-- PROBLEM --
Repeat the material exactly as it appears.

Records from a data source:
↓↓↓

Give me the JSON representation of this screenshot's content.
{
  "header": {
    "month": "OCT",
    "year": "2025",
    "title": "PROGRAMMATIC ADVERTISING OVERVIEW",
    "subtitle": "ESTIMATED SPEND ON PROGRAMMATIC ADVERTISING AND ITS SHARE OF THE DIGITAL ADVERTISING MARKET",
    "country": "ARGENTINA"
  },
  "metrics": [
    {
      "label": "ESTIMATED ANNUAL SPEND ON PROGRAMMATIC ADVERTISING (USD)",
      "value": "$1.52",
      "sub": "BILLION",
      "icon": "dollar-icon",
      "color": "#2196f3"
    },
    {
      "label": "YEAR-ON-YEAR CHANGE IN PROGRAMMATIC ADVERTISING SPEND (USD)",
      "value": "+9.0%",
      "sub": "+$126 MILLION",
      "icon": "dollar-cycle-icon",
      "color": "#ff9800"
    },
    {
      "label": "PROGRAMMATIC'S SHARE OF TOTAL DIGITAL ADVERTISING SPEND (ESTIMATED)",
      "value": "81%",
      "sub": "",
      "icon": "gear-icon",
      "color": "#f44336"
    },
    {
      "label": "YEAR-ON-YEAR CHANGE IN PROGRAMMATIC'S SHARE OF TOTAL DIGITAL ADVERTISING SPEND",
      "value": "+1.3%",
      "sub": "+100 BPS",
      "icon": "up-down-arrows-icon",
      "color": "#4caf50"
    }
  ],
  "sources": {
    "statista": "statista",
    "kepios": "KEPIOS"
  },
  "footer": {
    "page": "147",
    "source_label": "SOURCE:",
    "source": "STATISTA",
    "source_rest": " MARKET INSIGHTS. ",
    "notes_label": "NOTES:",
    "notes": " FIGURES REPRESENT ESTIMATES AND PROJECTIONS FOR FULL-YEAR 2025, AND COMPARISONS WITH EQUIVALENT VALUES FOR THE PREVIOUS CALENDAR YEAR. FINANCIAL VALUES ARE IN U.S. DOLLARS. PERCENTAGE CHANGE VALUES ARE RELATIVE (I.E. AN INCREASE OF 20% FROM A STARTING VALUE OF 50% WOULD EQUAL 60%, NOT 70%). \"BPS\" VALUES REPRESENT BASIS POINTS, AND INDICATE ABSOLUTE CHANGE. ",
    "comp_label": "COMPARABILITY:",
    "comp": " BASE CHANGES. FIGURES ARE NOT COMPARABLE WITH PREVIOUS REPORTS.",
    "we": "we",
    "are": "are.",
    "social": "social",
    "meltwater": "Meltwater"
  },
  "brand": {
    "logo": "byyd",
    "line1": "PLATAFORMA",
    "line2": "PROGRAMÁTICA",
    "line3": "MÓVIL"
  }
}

↑↑↑

-- EXERCISE OUTPUT --
Give me the JSON representation of this screenshot's content.
{
  "header": {
    "month": "OCT",
    "year": "2025",
    "title": "PROGRAMMATIC ADVERTISING OVERVIEW",
    "subtitle": "ESTIMATED SPEND ON PROGRAMMATIC ADVERTISING AND ITS SHARE OF THE DIGITAL ADVERTISING MARKET",
    "country": "ARGENTINA"
  },
  "metrics": [
    {
      "label": "ESTIMATED ANNUAL SPEND ON PROGRAMMATIC ADVERTISING (USD)",
      "value": "$1.52",
      "sub": "BILLION",
      "icon": "dollar-icon",
      "color": "#2196f3"
    },
    {
      "label": "YEAR-ON-YEAR CHANGE IN PROGRAMMATIC ADVERTISING SPEND (USD)",
      "value": "+9.0%",
      "sub": "+$126 MILLION",
      "icon": "dollar-cycle-icon",
      "color": "#ff9800"
    },
    {
      "label": "PROGRAMMATIC'S SHARE OF TOTAL DIGITAL ADVERTISING SPEND (ESTIMATED)",
      "value": "81%",
      "sub": "",
      "icon": "gear-icon",
      "color": "#f44336"
    },
    {
      "label": "YEAR-ON-YEAR CHANGE IN PROGRAMMATIC'S SHARE OF TOTAL DIGITAL ADVERTISING SPEND",
      "value": "+1.3%",
      "sub": "+100 BPS",
      "icon": "up-down-arrows-icon",
      "color": "#4caf50"
    }
  ],
  "sources": {
    "statista": "statista",
    "kepios": "KEPIOS"
  },
  "footer": {
    "page": "147",
    "source_label": "SOURCE:",
    "source": "STATISTA",
    "source_rest": " MARKET INSIGHTS. ",
    "notes_label": "NOTES:",
    "notes": " FIGURES REPRESENT ESTIMATES AND PROJECTIONS FOR FULL-YEAR 2025, AND COMPARISONS WITH EQUIVALENT VALUES FOR THE PREVIOUS CALENDAR YEAR. FINANCIAL VALUES ARE IN U.S. DOLLARS. PERCENTAGE CHANGE VALUES ARE RELATIVE (I.E. AN INCREASE OF 20% FROM A STARTING VALUE OF 50% WOULD EQUAL 60%, NOT 70%). \"BPS\" VALUES REPRESENT BASIS POINTS, AND INDICATE ABSOLUTE CHANGE. ",
    "comp_label": "COMPARABILITY:",
    "comp": " BASE CHANGES. FIGURES ARE NOT COMPARABLE WITH PREVIOUS REPORTS.",
    "we": "we",
    "are": "are.",
    "social": "social",
    "meltwater": "Meltwater"
  },
  "brand": {
    "logo": "byyd",
    "line1": "PLATAFORMA",
    "line2": "PROGRAMÁTICA",
    "line3": "MÓVIL"
  }
}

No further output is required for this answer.